(Records excerpted from a collection)
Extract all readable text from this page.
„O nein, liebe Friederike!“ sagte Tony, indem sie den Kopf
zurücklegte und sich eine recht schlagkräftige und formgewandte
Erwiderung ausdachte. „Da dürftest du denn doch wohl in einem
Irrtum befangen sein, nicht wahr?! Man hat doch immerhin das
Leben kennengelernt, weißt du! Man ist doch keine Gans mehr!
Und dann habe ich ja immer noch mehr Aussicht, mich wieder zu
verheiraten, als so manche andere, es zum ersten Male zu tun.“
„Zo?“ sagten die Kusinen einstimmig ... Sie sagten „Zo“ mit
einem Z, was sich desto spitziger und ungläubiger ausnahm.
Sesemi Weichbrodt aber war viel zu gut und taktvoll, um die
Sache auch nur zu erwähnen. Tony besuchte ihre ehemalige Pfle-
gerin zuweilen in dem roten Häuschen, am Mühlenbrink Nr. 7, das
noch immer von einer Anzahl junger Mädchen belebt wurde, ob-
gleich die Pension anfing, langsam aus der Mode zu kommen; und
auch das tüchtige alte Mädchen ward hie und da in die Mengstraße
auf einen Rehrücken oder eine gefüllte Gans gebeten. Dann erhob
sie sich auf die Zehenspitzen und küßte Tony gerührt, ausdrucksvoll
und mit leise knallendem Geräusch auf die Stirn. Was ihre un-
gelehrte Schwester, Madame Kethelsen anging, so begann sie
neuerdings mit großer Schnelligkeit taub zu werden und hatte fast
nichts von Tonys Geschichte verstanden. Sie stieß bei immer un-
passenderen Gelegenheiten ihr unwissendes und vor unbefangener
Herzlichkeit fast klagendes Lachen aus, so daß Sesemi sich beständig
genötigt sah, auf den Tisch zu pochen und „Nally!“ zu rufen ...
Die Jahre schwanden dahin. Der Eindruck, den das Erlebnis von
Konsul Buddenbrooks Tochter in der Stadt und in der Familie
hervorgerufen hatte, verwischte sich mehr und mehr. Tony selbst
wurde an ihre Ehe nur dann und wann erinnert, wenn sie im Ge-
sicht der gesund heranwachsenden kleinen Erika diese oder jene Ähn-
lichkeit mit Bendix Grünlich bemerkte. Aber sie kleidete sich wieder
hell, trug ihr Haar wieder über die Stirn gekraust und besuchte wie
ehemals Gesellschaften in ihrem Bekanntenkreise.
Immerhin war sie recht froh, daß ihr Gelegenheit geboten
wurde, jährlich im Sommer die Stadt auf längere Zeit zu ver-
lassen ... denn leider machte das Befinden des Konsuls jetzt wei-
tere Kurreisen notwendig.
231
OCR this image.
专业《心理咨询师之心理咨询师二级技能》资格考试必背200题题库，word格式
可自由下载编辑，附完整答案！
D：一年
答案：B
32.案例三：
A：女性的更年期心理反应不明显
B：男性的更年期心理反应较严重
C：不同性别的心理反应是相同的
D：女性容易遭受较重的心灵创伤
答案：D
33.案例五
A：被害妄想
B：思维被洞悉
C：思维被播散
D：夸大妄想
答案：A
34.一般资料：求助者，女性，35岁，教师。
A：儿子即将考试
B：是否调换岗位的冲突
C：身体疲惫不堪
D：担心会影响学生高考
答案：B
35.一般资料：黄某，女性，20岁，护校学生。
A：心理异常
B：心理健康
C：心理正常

▸ Your instructions
Reproduce each line holding the word "wieder".

▸ Worked answer
Und dann habe ich ja immer noch mehr Aussicht, mich wieder zu
lichkeit mit Bendix Grünlich bemerkte. Aber sie kleidete sich wieder
hell, trug ihr Haar wieder über die Stirn gekraust und besuchte wie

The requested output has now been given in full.